▶ **WRITTEN INSTRUCTION**:
Pictures in the records should not be copied, but every other part must be repeated exactly.

Data excerpts
-- START --
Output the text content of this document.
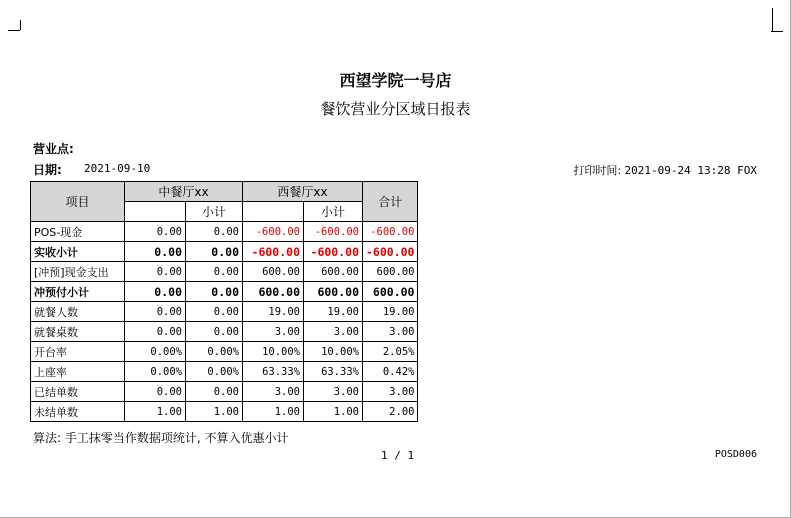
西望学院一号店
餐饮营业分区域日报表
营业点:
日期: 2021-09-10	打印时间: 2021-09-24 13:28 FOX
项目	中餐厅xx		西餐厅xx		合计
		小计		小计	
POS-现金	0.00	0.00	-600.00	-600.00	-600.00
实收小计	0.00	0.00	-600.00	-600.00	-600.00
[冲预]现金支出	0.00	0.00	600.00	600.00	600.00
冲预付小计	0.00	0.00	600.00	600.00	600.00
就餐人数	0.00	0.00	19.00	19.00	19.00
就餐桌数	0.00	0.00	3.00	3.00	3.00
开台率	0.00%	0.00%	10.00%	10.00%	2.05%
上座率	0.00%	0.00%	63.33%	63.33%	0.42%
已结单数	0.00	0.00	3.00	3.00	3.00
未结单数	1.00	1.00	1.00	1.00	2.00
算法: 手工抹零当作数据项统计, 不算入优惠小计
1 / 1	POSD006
-- END --
▶ **EXERCISE SOLUTION**:
Output the text content of this document.
西望学院一号店
餐饮营业分区域日报表
营业点:
日期: 2021-09-10	打印时间: 2021-09-24 13:28 FOX
项目	中餐厅xx		西餐厅xx		合计
		小计		小计	
POS-现金	0.00	0.00	-600.00	-600.00	-600.00
实收小计	0.00	0.00	-600.00	-600.00	-600.00
[冲预]现金支出	0.00	0.00	600.00	600.00	600.00
冲预付小计	0.00	0.00	600.00	600.00	600.00
就餐人数	0.00	0.00	19.00	19.00	19.00
就餐桌数	0.00	0.00	3.00	3.00	3.00
开台率	0.00%	0.00%	10.00%	10.00%	2.05%
上座率	0.00%	0.00%	63.33%	63.33%	0.42%
已结单数	0.00	0.00	3.00	3.00	3.00
未结单数	1.00	1.00	1.00	1.00	2.00
算法: 手工抹零当作数据项统计, 不算入优惠小计
1 / 1	POSD006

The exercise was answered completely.